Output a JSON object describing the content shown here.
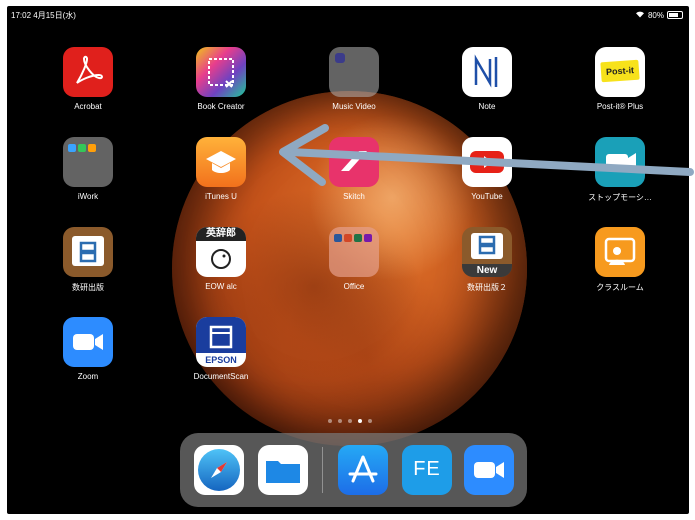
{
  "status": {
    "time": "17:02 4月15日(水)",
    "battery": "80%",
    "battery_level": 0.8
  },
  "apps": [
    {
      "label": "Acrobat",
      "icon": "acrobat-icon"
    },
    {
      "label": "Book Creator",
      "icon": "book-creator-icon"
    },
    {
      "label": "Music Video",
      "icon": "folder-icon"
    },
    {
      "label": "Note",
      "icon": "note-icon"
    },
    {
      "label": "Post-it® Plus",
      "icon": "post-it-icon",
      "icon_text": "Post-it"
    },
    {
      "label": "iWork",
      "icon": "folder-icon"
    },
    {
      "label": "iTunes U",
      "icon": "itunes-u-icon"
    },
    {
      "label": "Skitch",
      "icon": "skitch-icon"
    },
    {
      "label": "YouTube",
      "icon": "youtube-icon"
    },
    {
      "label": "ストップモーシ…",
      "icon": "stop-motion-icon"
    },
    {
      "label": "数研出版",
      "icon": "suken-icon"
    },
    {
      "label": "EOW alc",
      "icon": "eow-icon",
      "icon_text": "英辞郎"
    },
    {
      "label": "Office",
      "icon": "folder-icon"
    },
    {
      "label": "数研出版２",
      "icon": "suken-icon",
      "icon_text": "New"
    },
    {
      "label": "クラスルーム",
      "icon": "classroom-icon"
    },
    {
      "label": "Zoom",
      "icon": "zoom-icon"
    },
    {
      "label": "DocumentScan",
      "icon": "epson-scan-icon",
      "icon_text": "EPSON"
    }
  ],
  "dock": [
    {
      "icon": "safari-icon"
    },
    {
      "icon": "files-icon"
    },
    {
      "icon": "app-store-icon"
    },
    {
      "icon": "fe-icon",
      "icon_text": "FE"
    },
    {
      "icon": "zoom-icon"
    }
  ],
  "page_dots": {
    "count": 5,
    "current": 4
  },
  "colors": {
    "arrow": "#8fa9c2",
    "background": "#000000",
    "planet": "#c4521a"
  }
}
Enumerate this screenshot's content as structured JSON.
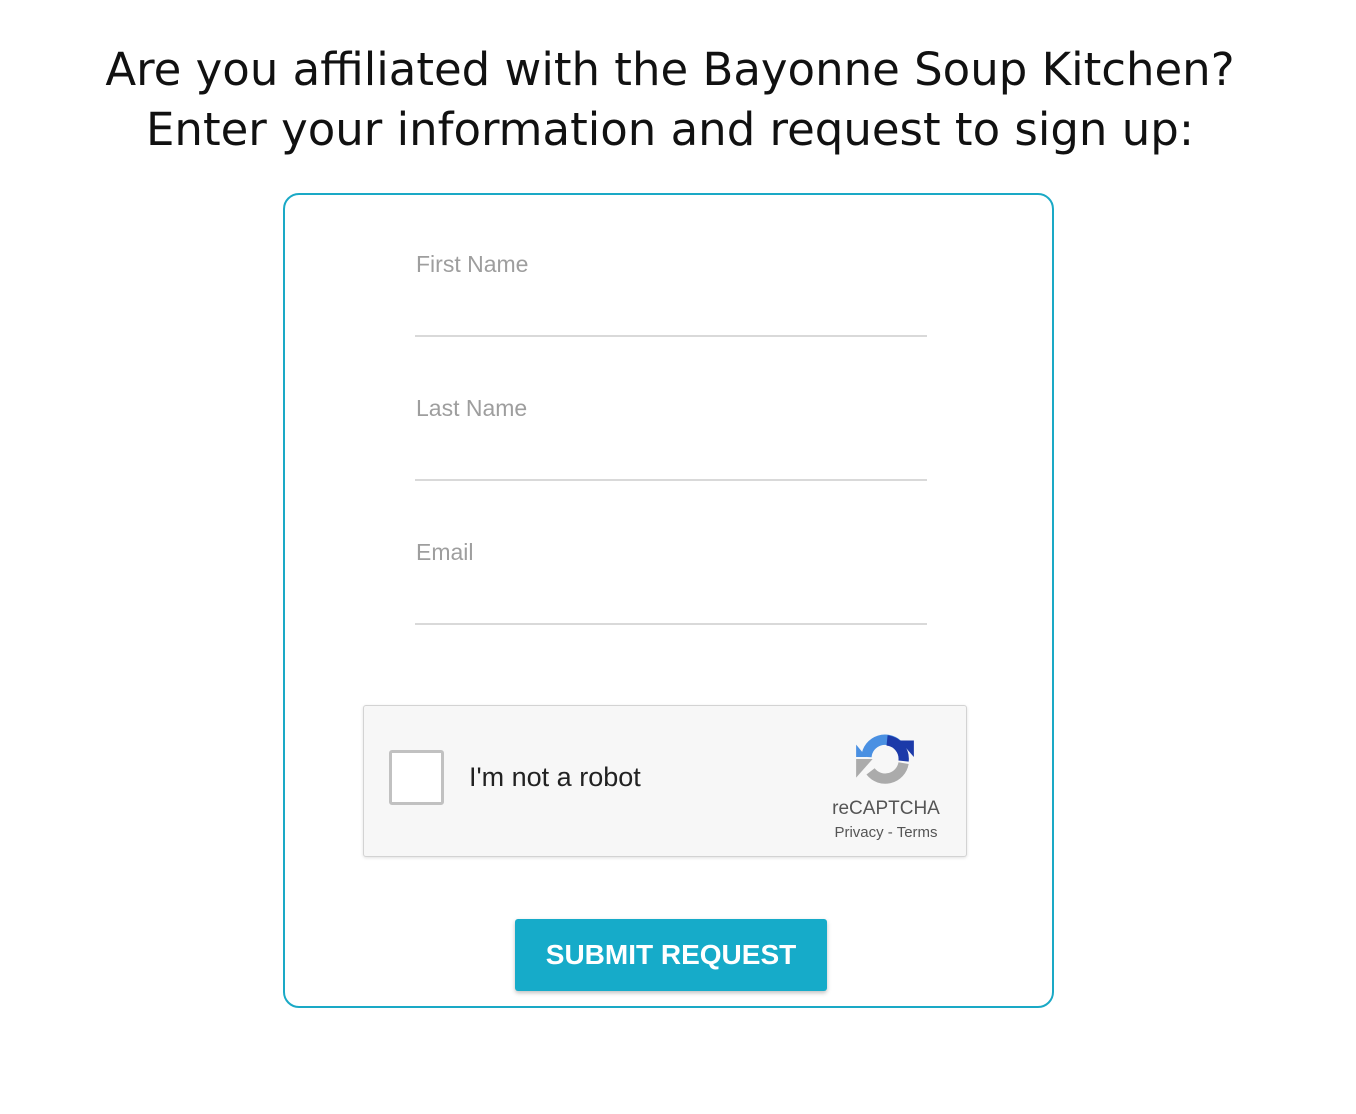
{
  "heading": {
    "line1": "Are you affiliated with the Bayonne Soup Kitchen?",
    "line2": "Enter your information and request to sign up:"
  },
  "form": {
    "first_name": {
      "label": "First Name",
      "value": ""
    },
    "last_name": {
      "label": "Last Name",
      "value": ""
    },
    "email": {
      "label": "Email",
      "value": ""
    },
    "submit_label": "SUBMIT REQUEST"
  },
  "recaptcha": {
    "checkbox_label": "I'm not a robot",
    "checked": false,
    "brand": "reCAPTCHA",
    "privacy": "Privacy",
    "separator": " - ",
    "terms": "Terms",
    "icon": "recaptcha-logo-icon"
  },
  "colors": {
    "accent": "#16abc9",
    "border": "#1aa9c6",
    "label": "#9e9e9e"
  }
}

......

Print the records above exactly as they stand, but leave out the pictures.

Output a JSON object describing the content shown here.
{
  "status": {
    "time": "17:02 4月15日(水)",
    "battery": "80%",
    "battery_level": 0.8
  },
  "apps": [
    {
      "label": "Acrobat",
      "icon": "acrobat-icon"
    },
    {
      "label": "Book Creator",
      "icon": "book-creator-icon"
    },
    {
      "label": "Music Video",
      "icon": "folder-icon"
    },
    {
      "label": "Note",
      "icon": "note-icon"
    },
    {
      "label": "Post-it® Plus",
      "icon": "post-it-icon",
      "icon_text": "Post-it"
    },
    {
      "label": "iWork",
      "icon": "folder-icon"
    },
    {
      "label": "iTunes U",
      "icon": "itunes-u-icon"
    },
    {
      "label": "Skitch",
      "icon": "skitch-icon"
    },
    {
      "label": "YouTube",
      "icon": "youtube-icon"
    },
    {
      "label": "ストップモーシ…",
      "icon": "stop-motion-icon"
    },
    {
      "label": "数研出版",
      "icon": "suken-icon"
    },
    {
      "label": "EOW alc",
      "icon": "eow-icon",
      "icon_text": "英辞郎"
    },
    {
      "label": "Office",
      "icon": "folder-icon"
    },
    {
      "label": "数研出版２",
      "icon": "suken-icon",
      "icon_text": "New"
    },
    {
      "label": "クラスルーム",
      "icon": "classroom-icon"
    },
    {
      "label": "Zoom",
      "icon": "zoom-icon"
    },
    {
      "label": "DocumentScan",
      "icon": "epson-scan-icon",
      "icon_text": "EPSON"
    }
  ],
  "dock": [
    {
      "icon": "safari-icon"
    },
    {
      "icon": "files-icon"
    },
    {
      "icon": "app-store-icon"
    },
    {
      "icon": "fe-icon",
      "icon_text": "FE"
    },
    {
      "icon": "zoom-icon"
    }
  ],
  "page_dots": {
    "count": 5,
    "current": 4
  },
  "colors": {
    "arrow": "#8fa9c2",
    "background": "#000000",
    "planet": "#c4521a"
  }
}
Enumerate this screenshot's content as structured JSON.
{
  "heading": {
    "line1": "Are you affiliated with the Bayonne Soup Kitchen?",
    "line2": "Enter your information and request to sign up:"
  },
  "form": {
    "first_name": {
      "label": "First Name",
      "value": ""
    },
    "last_name": {
      "label": "Last Name",
      "value": ""
    },
    "email": {
      "label": "Email",
      "value": ""
    },
    "submit_label": "SUBMIT REQUEST"
  },
  "recaptcha": {
    "checkbox_label": "I'm not a robot",
    "checked": false,
    "brand": "reCAPTCHA",
    "privacy": "Privacy",
    "separator": " - ",
    "terms": "Terms",
    "icon": "recaptcha-logo-icon"
  },
  "colors": {
    "accent": "#16abc9",
    "border": "#1aa9c6",
    "label": "#9e9e9e"
  }
}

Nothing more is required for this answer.